Excerpt:
== == ==

# [Wet Thumb Forum]-leaves turning black



## bebop (Jul 8, 2003)

Some of my plants leaves have black spots and its getting bigger is this the sign of low lighting? ... The plant is a giant/dwarf sagitaria and a amazon sword.

I have a 29 tank with a 1 PC 65watt 6700k and a CO2 injection, Ph 7.0

While we at it. I just upgraded to a canister filter for less water movement and some of my fish are like missiles that they suddenly speed up on top of the tank like gasping for air and then go down to the bottom of the tank, is this a oxgen problem? but the majority of the fish are on the bottom.

I don't know if I should put bubbles or increase the flow of the filter thru the water so that there will be more agitation for oxygen.

Your thoughts...

[This message was edited by bebop on Tue August 05 2003 at 07:44 PM.]


----------



## bebop (Jul 8, 2003)

Some of my plants leaves have black spots and its getting bigger is this the sign of low lighting? ... The plant is a giant/dwarf sagitaria and a amazon sword.

I have a 29 tank with a 1 PC 65watt 6700k and a CO2 injection, Ph 7.0

While we at it. I just upgraded to a canister filter for less water movement and some of my fish are like missiles that they suddenly speed up on top of the tank like gasping for air and then go down to the bottom of the tank, is this a oxgen problem? but the majority of the fish are on the bottom.

I don't know if I should put bubbles or increase the flow of the filter thru the water so that there will be more agitation for oxygen.

Your thoughts...

[This message was edited by bebop on Tue August 05 2003 at 07:44 PM.]


----------



## Jon Mulzer (Mar 9, 2003)

What is your KH? pH tells us nothing without KH.

The fish that are darting to the surface, are they by any chance Cory cats?

----------------------------

15XH, 36W PC, XP-1, Onyx Sand, DIY CO2

Crypts spiralis, ciliata, balansae and wendtii bronze and red, pennywort, wisteria and java fern and moss.


----------



## david lim (Mar 30, 2004)

== == ==

Spatial annotation records:

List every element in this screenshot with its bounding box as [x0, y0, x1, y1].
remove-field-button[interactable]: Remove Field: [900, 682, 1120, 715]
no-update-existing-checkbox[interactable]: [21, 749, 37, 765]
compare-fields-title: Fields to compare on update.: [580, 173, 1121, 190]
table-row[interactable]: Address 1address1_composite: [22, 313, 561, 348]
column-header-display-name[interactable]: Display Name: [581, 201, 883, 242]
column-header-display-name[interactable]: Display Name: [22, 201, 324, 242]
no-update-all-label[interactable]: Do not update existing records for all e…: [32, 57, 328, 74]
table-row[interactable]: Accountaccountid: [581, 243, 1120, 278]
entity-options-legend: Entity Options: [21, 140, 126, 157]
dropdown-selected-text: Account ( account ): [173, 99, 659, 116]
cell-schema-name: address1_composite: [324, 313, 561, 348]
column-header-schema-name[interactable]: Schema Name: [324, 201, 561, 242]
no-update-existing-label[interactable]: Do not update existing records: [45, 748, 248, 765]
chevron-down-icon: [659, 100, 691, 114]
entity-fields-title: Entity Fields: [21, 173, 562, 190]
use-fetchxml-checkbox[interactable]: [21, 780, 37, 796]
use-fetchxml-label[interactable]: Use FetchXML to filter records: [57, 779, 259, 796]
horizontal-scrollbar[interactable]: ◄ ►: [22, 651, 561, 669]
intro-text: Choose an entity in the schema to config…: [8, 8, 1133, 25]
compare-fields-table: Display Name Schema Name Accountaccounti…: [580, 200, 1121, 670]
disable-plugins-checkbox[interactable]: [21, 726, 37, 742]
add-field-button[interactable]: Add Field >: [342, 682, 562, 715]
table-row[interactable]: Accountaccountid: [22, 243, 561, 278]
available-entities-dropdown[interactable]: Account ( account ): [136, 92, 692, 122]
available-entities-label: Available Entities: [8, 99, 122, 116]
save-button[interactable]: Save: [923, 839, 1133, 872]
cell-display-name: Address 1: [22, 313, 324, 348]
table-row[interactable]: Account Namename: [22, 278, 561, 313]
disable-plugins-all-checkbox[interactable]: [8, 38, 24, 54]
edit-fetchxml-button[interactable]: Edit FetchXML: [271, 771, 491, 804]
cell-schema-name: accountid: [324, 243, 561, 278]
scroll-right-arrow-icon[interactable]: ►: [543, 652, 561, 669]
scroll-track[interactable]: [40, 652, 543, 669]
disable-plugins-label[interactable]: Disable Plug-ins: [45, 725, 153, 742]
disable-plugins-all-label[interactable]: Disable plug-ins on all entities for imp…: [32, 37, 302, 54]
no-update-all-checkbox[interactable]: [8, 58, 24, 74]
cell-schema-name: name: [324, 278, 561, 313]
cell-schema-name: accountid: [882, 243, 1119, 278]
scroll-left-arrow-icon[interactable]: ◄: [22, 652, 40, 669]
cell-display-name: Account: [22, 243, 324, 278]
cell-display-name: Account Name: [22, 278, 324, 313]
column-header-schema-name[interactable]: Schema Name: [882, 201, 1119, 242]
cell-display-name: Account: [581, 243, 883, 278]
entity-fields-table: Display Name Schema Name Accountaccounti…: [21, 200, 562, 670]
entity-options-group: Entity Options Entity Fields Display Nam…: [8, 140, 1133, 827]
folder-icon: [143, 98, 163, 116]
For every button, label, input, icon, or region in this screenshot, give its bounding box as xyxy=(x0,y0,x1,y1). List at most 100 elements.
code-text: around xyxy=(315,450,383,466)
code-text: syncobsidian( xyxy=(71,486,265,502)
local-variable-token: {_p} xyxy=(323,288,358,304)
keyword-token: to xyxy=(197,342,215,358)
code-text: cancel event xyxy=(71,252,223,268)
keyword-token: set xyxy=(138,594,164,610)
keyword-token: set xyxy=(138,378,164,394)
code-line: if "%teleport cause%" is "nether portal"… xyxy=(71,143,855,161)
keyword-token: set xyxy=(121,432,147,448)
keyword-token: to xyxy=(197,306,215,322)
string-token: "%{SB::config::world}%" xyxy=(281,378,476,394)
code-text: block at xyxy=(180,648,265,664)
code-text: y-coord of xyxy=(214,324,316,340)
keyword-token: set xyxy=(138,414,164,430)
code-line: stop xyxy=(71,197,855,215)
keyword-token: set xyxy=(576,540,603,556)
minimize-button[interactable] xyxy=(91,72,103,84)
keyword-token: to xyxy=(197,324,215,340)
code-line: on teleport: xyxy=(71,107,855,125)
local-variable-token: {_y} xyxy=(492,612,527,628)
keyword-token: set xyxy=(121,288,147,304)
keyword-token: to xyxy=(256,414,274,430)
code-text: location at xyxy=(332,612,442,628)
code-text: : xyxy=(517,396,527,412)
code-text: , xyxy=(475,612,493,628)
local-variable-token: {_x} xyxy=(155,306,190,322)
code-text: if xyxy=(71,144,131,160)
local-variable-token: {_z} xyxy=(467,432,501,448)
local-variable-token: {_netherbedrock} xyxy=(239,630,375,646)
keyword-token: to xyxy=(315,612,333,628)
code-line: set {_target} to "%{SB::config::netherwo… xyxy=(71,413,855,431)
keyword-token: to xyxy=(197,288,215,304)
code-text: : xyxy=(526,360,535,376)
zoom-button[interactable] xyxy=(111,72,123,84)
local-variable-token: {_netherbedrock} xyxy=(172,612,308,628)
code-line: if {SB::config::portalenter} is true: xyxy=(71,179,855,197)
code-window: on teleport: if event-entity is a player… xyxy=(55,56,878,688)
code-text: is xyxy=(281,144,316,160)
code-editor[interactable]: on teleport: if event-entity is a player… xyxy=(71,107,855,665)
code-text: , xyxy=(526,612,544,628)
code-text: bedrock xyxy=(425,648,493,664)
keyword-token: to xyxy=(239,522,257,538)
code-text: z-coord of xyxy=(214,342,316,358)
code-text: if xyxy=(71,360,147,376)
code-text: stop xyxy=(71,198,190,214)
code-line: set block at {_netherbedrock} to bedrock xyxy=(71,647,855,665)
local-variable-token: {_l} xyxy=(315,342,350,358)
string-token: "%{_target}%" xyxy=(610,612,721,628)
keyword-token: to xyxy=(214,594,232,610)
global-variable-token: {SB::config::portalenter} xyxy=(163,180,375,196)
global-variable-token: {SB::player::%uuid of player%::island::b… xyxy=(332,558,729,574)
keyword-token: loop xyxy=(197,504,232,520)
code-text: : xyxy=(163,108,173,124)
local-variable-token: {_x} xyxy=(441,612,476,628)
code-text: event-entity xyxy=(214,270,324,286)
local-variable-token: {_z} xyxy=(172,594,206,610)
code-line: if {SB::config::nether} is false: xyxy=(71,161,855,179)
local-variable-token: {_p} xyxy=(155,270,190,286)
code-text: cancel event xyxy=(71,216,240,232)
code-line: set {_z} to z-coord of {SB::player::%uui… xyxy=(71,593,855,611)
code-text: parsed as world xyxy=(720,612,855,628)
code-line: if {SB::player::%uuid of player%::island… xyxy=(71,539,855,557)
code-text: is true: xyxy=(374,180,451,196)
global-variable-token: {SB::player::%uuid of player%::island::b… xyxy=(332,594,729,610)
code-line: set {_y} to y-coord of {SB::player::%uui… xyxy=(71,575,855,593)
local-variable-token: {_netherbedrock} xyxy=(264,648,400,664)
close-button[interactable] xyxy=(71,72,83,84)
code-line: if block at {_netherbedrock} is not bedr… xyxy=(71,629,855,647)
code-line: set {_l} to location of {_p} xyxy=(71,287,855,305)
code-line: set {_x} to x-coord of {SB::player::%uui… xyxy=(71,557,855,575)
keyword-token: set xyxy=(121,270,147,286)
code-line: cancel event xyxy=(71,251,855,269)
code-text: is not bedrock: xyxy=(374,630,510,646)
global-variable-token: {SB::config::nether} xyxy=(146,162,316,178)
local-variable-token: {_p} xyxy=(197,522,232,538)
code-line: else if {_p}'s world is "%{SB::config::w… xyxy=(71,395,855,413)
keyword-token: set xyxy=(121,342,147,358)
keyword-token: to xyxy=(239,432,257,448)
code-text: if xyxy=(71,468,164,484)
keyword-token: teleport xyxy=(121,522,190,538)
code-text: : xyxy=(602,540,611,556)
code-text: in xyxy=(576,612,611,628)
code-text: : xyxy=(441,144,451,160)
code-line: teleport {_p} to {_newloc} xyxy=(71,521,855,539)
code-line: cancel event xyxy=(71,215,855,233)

== == ==

To be done: In the forum thread about leaves turning black, what lighting does bebop have on the 29 tank? Please answer in one sentence.

Written solution: The 29 tank has a single 65-watt, 6700K PC light.